## YOUR INSTRUCTIONS
Count every line that has the word "игры" in it; give no more than the number.

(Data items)
=====

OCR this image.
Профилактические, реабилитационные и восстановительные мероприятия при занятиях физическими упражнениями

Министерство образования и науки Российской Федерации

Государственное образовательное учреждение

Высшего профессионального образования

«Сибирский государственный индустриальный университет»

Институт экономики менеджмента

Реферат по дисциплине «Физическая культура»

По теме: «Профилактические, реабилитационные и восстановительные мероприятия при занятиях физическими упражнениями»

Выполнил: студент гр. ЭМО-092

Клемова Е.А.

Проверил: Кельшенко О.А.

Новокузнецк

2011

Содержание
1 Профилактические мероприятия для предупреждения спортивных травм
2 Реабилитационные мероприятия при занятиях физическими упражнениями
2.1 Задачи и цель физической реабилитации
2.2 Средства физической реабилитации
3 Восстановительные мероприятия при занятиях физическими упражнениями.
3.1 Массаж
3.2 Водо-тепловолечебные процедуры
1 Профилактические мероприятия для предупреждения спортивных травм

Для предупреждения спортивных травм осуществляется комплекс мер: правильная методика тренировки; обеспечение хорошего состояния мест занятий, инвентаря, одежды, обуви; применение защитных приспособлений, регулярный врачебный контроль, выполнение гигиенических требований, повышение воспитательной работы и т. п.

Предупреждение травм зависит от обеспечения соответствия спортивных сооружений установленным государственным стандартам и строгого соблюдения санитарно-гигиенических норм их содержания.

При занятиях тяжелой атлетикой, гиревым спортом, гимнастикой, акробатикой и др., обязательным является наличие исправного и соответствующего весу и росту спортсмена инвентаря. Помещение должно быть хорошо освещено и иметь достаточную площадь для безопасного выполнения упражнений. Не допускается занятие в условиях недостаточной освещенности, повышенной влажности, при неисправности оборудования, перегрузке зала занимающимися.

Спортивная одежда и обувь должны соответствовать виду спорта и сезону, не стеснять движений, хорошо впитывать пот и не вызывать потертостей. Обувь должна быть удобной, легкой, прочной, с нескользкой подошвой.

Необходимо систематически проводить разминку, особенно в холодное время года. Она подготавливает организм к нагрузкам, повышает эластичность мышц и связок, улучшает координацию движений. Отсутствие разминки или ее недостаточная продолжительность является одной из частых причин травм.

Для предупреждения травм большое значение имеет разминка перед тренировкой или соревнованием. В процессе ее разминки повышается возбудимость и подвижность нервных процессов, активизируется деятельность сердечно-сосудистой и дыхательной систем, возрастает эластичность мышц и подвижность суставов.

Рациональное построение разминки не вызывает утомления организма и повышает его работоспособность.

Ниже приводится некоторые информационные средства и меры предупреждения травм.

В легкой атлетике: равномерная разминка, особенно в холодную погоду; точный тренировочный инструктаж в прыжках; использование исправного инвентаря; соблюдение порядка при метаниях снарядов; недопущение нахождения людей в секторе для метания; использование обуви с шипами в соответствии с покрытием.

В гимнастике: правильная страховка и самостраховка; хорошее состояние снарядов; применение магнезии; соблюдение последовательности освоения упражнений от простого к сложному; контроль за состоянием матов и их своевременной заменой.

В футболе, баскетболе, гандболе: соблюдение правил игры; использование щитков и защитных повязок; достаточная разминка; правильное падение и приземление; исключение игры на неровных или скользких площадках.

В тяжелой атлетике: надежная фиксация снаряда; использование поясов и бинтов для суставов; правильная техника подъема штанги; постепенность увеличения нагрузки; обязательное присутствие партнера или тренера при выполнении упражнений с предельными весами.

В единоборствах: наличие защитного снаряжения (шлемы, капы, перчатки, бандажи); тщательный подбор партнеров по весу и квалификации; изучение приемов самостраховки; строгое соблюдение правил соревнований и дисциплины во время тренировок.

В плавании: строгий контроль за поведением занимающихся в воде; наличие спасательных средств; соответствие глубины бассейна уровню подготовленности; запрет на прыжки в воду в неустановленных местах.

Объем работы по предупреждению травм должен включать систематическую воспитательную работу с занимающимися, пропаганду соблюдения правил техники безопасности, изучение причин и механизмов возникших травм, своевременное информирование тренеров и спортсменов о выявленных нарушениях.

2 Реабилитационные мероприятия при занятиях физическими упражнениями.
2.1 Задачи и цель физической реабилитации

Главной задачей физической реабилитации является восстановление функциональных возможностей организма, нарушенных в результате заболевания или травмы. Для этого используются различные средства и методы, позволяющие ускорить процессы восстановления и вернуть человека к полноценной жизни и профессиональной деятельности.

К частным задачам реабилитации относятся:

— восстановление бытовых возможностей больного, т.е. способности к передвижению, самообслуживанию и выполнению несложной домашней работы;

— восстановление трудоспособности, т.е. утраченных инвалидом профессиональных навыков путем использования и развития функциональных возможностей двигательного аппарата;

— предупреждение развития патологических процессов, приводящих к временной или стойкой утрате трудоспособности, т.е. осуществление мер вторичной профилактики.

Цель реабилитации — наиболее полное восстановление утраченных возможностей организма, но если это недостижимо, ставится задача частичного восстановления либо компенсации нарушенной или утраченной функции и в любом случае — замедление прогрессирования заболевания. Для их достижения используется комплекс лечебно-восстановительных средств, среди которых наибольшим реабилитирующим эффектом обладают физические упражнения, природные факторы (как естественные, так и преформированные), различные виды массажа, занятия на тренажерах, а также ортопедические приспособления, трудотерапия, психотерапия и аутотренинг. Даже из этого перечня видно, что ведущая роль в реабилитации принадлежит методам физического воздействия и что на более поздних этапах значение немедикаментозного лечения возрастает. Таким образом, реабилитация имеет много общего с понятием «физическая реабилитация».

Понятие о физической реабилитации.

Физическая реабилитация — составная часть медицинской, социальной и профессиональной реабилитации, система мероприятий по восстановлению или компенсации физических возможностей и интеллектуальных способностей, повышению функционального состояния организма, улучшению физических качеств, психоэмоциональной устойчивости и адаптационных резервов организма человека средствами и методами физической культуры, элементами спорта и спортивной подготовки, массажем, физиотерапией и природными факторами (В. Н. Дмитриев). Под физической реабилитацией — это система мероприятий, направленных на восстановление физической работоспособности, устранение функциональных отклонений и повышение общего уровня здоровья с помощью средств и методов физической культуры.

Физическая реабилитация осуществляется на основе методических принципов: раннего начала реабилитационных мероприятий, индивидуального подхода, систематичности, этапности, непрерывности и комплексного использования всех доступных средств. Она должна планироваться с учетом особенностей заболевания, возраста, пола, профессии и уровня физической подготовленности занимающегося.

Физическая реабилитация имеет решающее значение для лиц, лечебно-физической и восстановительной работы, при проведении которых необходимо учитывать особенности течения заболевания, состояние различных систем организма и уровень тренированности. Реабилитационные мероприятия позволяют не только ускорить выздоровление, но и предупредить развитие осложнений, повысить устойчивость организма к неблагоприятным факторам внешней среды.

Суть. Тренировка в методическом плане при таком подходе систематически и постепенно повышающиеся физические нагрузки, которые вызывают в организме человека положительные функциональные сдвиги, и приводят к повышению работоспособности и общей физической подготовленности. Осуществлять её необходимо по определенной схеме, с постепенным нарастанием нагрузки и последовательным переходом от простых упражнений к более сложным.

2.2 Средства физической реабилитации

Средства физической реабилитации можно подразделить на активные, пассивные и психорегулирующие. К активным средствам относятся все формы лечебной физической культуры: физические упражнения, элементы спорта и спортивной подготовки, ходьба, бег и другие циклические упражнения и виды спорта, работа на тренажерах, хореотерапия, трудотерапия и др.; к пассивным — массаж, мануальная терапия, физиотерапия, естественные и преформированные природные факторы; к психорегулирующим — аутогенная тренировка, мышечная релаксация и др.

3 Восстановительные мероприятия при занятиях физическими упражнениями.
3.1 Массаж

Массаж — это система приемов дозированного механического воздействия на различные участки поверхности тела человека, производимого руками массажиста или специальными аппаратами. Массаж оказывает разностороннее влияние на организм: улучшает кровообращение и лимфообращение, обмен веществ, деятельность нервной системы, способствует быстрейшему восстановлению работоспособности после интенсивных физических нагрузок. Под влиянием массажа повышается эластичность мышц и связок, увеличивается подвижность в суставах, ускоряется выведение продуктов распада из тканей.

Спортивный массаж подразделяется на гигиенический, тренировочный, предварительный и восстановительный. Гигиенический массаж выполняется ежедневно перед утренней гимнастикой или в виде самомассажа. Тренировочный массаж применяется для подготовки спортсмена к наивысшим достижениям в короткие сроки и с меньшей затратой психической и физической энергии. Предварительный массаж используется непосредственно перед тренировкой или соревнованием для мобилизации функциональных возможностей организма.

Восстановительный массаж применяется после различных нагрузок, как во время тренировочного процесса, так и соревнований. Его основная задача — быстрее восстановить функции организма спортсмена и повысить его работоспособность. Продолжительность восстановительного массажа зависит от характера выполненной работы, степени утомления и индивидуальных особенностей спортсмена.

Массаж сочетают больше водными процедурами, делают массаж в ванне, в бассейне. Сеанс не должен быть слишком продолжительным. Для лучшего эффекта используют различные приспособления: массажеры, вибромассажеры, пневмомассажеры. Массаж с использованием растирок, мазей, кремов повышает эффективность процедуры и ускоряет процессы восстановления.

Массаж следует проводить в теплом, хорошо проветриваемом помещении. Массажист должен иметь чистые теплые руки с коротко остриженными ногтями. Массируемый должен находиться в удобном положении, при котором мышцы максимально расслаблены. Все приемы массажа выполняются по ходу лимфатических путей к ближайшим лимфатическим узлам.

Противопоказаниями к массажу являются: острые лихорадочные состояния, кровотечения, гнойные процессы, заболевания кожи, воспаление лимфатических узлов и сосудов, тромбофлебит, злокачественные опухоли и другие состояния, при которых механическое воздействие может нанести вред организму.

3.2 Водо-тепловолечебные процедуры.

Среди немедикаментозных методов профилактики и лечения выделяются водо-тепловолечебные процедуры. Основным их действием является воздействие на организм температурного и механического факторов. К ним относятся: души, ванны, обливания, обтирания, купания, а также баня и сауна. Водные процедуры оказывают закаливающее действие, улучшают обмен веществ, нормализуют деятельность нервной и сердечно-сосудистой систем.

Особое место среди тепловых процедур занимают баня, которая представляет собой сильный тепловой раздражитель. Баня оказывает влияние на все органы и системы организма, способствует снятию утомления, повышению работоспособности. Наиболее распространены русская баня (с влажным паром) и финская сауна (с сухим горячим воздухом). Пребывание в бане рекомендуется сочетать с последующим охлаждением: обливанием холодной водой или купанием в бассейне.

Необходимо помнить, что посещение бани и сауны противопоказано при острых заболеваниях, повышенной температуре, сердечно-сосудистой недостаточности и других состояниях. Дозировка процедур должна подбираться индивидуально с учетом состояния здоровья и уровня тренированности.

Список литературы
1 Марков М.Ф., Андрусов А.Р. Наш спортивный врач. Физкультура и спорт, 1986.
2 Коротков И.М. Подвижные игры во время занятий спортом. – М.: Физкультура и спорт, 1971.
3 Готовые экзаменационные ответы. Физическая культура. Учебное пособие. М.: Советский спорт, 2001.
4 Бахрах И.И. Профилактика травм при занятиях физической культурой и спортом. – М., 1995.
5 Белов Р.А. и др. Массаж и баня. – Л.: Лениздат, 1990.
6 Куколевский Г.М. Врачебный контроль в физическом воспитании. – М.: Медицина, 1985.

=====

## CORRECT OUTPUT
2